__PAGE EXTRACT__:
%%

Joint space narrowing and Kellgren–Lawrence progression in knee osteoarthritis: an analytic literature synthesis

• Published in: Osteoarthritis and cartilage Vol. 16; no. 8; pp. 873 - 882
• Main Authors: Emrani, P.S., Katz, J.N., Kessler, C.L., Reichmann, W.M., Wright, E.A., McAlindon, T.E., Losina, E.
• Format: Journal Article
• Language: English
• Published: England Elsevier Ltd 01.08.2008
• Subjects: Disease Progression; Humans; Knee; Knee Joint - diagnostic imaging; Knee Joint - pathology; Literature review; Osteoarthritis; Osteoarthritis, Knee - diagnostic imaging; Osteoarthritis, Knee - epidemiology; Osteoarthritis, Knee - pathology; Predictive Value of Tests; Radiography; Radiology; Rheumatology; Severity of Illness Index; Statistics as Topic; Knee; Radiology; Literature review; Osteoarthritis
• ISSN: 1063-4584; 1522-9653
• DOI: 10.1016/j.joca.2007.12.004

While the interpretation of cartilage findings on magnetic resonance imaging (MRI) evolves, plain radiography remains the standard method for assessing progression of knee osteoarthritis (OA). We sought to describe factors that explain variability in published estimates of radiographic progression in knee OA. We searched PubMed between January 1985 and October 2006 to identify studies that assessed radiographic progression using either joint space narrowing (JSN) or the Kellgren–Lawrence (K–L) scale. We extracted cohort characteristics [age, gender, and body mass index (BMI)] and technical and other study factors (radiographic approach, study design, OA-related cohort composition). We performed meta-regression analyses of the effects of these variables on both JSN and K–L progression. Of 239 manuscripts identified, 34 met inclusion criteria. The mean estimated annual JSN rate was 0.13 ± 0.15 mm/year. While we found no significant association between JSN and radiographic approach among observational studies, full extension was associated with greater estimated JSN among randomized control trials (RCTs). Overall, observational studies that used the semi-flexed approach reported greater JSN than RCTs that used the same approach. The overall mean risk of K–L progression by at least one grade was 5.6 ± 4.9%, with higher risk associated with shorter study duration, OA definition (K–L ≥ 2 vs K–L ≥ 1) and cohorts composed of subjects with both incident and prevalent OA. While radiographic approach and study design were associated with JSN, OA definition, cohort composition and study duration were associated with risk of K–L progression. These findings may inform the design of disease modifying osteoarthritis drug (DMOAD) trials and assist clinicians in optimal timing of OA treatments.

%%

Would you extract, word for word, the part of the knee osteoarthritis synthesis from "Joint space narrowing and" up to and including "T.E., Losina, E."?

__Structured page parsing data__:
%%

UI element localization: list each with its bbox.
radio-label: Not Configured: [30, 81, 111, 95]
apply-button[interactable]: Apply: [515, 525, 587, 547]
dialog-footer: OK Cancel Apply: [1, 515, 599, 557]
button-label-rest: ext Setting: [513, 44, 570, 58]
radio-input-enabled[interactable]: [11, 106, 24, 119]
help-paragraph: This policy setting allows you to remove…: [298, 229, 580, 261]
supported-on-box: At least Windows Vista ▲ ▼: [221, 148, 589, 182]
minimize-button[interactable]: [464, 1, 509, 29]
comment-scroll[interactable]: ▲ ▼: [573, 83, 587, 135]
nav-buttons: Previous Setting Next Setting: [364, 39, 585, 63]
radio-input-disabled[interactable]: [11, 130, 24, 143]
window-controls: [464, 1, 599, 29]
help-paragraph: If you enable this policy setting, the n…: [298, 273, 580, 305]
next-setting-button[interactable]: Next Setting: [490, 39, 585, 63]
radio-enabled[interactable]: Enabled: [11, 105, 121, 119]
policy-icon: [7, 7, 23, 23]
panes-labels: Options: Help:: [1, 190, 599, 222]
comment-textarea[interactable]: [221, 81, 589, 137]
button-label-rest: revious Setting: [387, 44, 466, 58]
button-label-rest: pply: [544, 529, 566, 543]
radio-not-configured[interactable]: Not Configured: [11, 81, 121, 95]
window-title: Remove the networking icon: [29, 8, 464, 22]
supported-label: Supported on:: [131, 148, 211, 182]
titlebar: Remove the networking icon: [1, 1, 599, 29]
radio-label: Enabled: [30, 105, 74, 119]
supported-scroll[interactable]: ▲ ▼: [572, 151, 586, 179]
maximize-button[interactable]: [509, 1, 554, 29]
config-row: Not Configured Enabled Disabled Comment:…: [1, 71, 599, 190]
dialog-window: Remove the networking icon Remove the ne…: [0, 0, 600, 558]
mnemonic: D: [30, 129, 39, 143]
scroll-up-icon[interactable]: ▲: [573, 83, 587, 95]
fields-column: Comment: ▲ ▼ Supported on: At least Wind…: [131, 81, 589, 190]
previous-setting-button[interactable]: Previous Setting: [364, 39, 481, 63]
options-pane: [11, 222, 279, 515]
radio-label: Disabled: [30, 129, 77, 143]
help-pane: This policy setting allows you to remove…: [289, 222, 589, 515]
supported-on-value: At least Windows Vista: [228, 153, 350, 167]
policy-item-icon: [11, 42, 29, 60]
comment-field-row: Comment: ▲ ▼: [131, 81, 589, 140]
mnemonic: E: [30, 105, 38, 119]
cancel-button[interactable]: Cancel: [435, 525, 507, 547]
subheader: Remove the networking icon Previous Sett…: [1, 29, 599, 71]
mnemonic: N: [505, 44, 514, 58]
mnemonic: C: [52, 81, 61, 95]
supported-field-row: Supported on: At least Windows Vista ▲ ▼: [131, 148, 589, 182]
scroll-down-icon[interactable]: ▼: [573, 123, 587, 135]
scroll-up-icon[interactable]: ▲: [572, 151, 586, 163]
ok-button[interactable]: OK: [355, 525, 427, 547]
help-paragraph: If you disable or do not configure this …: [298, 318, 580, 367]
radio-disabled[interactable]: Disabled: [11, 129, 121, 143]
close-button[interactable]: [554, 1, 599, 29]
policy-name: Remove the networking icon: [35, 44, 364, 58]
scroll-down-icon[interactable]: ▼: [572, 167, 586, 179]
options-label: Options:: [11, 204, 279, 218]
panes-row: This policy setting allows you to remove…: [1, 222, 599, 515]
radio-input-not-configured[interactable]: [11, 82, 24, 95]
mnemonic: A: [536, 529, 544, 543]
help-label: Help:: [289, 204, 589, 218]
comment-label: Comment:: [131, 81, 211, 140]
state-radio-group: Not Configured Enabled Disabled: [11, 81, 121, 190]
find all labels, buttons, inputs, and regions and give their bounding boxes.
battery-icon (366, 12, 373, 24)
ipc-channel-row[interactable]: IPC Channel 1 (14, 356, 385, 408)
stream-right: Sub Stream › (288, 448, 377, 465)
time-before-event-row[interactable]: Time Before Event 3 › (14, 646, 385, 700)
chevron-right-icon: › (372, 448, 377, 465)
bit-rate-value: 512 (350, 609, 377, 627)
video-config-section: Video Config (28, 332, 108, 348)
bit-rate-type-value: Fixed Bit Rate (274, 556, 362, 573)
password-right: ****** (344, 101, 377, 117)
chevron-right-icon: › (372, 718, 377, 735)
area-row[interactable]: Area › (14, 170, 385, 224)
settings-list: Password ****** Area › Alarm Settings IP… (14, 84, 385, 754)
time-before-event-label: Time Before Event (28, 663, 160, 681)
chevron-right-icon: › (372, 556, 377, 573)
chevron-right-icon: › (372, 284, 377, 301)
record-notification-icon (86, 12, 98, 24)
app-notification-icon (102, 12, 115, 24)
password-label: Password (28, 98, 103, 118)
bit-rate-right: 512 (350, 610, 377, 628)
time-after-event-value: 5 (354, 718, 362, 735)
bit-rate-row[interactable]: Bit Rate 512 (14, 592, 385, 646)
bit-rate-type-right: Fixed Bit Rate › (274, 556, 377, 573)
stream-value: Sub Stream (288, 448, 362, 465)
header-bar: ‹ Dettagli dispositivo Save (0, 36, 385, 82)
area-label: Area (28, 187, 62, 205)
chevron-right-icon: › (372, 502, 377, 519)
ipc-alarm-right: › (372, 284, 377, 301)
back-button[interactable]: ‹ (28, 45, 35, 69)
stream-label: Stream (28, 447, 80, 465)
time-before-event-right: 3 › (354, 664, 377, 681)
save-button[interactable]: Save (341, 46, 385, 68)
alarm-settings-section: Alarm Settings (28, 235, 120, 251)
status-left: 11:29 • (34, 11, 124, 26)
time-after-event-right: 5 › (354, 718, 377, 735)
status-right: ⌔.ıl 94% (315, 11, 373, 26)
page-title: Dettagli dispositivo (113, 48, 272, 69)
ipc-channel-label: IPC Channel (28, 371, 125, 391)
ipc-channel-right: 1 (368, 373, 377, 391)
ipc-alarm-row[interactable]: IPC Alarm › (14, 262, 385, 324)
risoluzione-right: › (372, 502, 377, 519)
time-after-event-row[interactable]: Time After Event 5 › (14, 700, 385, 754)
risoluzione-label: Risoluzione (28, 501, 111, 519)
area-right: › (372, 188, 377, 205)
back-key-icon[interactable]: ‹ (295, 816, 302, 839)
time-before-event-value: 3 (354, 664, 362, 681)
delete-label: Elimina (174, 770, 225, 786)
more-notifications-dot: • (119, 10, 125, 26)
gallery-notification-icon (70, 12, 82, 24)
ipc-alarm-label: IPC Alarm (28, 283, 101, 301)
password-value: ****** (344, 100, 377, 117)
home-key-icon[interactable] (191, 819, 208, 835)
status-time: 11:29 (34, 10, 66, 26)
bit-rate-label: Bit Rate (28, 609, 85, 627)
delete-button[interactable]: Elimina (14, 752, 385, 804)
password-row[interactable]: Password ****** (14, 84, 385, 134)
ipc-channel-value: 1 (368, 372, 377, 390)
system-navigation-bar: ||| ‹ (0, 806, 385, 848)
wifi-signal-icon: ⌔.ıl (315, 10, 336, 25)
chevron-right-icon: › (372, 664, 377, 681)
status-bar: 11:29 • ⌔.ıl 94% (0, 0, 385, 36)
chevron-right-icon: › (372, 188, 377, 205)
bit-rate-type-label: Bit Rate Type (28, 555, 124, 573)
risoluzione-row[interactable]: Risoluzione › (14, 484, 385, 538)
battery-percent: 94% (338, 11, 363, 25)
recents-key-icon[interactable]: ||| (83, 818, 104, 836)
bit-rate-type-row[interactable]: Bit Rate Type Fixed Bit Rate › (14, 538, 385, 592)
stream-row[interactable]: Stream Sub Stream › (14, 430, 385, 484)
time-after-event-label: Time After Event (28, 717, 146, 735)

%%

__YOUR RESPONSE__:
Joint space narrowing and Kellgren–Lawrence progression in knee osteoarthritis: an analytic literature synthesis

• Published in: Osteoarthritis and cartilage Vol. 16; no. 8; pp. 873 - 882
• Main Authors: Emrani, P.S., Katz, J.N., Kessler, C.L., Reichmann, W.M., Wright, E.A., McAlindon, T.E., Losina, E.